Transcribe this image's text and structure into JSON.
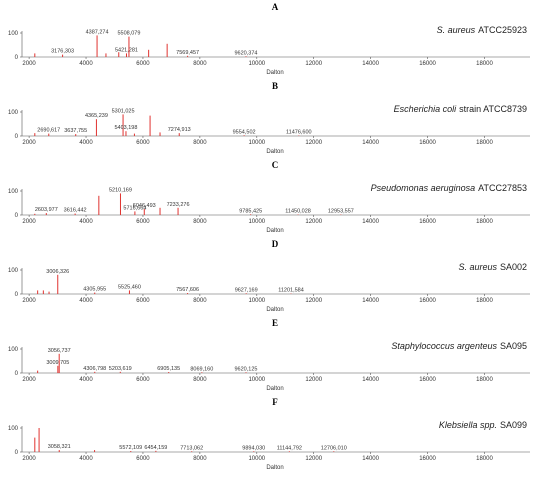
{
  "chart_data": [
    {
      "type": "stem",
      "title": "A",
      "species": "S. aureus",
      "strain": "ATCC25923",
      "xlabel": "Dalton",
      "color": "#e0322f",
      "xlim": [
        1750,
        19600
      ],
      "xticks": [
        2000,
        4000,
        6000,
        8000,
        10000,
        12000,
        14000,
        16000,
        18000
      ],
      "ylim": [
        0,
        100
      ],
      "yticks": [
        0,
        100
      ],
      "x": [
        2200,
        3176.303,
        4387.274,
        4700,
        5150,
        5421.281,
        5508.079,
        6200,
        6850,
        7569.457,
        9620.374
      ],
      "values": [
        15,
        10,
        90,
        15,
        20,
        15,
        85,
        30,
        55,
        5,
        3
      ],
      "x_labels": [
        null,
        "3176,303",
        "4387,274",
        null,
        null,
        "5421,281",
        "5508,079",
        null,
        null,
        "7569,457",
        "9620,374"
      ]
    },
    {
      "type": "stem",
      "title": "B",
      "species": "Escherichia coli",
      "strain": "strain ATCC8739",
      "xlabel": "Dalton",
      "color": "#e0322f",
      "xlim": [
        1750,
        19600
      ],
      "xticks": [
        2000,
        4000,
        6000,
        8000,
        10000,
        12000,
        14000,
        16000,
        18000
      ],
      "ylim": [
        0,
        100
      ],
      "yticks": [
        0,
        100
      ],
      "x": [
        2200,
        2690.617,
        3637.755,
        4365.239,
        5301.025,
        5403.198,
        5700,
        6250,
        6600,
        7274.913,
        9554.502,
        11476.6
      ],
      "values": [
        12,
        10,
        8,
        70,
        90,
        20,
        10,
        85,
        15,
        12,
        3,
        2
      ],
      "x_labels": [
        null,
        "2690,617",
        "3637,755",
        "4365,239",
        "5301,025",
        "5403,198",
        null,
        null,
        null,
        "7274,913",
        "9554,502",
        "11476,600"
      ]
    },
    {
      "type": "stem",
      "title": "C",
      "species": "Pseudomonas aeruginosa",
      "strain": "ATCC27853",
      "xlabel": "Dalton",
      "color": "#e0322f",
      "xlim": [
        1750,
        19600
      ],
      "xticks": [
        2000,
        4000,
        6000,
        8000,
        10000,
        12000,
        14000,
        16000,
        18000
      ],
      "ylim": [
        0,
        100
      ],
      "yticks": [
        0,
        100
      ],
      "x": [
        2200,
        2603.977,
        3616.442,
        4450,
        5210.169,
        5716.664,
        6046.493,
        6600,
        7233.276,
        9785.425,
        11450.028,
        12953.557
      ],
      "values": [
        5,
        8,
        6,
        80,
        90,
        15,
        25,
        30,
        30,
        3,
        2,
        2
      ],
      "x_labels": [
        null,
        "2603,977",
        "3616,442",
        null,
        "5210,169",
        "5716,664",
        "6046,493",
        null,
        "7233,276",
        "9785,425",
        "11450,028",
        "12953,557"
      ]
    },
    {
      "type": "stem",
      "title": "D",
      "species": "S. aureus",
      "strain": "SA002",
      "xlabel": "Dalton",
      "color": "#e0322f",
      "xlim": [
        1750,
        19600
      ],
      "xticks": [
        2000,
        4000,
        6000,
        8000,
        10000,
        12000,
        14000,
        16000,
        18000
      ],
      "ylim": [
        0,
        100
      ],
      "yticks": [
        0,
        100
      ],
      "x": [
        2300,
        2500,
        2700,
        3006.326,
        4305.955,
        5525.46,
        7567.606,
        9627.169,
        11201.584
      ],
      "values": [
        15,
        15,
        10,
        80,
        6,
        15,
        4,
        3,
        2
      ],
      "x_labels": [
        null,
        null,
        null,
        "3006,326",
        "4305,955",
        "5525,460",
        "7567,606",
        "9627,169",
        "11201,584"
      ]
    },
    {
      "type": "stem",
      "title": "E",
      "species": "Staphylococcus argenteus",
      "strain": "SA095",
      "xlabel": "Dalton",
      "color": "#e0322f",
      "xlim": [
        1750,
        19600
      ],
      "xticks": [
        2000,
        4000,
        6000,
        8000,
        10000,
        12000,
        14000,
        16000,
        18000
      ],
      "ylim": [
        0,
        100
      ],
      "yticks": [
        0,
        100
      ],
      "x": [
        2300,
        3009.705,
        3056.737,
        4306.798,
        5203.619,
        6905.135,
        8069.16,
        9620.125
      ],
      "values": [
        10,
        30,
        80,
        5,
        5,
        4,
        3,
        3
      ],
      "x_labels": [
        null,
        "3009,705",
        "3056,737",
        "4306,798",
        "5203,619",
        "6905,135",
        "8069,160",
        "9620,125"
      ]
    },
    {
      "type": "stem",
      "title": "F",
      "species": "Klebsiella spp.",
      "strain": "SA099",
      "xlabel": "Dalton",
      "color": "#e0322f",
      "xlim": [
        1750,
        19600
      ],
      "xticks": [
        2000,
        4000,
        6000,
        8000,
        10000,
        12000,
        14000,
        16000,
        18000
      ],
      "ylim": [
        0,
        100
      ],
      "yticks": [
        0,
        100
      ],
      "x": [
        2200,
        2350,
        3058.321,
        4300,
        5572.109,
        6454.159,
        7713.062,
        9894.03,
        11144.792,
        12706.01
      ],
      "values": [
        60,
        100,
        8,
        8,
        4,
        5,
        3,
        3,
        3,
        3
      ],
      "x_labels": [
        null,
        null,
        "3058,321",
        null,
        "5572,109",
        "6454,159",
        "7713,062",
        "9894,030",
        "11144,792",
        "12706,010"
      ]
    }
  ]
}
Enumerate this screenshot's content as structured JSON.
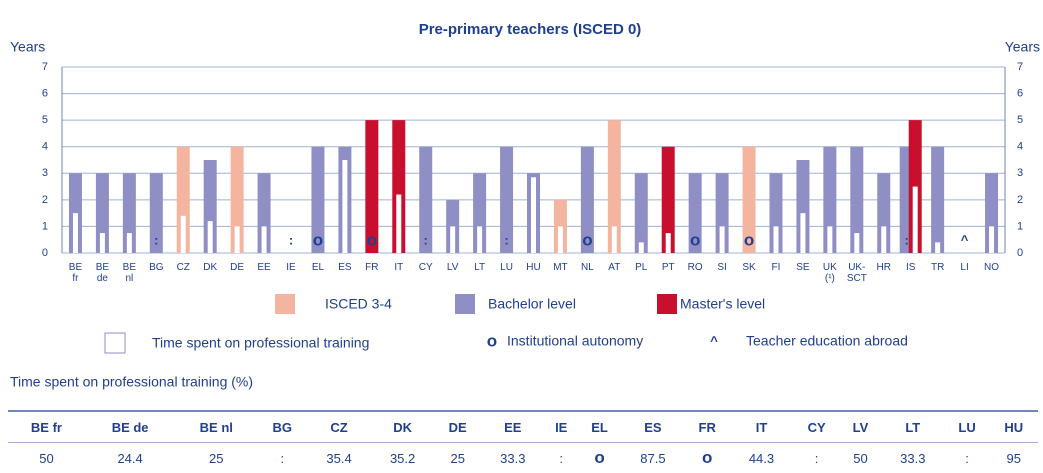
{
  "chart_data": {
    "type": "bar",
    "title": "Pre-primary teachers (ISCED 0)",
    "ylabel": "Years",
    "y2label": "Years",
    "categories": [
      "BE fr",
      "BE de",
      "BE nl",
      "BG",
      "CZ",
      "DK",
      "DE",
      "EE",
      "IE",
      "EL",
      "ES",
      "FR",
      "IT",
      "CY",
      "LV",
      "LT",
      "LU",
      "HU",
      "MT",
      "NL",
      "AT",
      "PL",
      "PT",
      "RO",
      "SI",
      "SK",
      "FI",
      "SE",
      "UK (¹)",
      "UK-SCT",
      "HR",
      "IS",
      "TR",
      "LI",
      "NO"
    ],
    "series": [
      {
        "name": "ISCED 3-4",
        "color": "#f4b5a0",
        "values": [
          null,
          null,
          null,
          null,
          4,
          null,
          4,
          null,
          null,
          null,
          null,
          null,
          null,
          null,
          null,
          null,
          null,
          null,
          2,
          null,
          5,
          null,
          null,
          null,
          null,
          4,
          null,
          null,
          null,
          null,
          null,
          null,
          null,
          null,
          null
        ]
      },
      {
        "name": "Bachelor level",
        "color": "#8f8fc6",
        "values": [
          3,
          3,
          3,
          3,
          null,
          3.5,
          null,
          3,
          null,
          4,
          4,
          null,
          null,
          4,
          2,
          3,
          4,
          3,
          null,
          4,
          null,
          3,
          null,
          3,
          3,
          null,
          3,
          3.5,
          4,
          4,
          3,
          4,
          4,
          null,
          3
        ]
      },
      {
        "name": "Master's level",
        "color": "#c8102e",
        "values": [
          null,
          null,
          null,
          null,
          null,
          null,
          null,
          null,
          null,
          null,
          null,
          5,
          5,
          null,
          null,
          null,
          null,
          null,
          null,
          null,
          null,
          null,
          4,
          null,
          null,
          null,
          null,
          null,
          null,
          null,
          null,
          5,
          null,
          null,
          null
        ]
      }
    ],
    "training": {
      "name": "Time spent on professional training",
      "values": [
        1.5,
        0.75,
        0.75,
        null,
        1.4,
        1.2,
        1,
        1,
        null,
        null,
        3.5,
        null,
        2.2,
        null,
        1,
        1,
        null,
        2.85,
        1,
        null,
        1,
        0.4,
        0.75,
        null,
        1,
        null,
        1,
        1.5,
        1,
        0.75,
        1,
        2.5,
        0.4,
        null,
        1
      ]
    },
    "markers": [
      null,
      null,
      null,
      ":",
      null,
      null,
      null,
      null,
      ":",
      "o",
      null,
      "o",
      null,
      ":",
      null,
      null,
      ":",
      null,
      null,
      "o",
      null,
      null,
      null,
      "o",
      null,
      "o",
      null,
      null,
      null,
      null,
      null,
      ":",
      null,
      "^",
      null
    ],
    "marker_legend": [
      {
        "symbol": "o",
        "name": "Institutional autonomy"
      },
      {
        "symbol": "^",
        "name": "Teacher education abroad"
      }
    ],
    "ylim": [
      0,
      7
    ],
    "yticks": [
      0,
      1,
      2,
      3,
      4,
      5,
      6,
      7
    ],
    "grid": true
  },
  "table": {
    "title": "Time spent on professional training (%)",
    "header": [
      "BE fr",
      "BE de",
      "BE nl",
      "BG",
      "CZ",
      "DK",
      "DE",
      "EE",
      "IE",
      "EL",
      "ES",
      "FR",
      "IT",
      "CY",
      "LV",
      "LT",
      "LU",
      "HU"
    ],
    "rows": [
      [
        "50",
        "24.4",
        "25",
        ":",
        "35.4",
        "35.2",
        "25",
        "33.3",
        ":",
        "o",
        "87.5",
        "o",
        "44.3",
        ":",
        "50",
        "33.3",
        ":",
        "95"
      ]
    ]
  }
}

▶ **DIRECTIONS FOR THIS TASK**: Return every line holding the word "strain" from the records.

▶ **EXERCISE SOLUTION**:
      "strain": "ATCC25923",
      "strain": "strain ATCC8739",
      "strain": "ATCC27853",
      "strain": "SA002",
      "strain": "SA095",
      "strain": "SA099",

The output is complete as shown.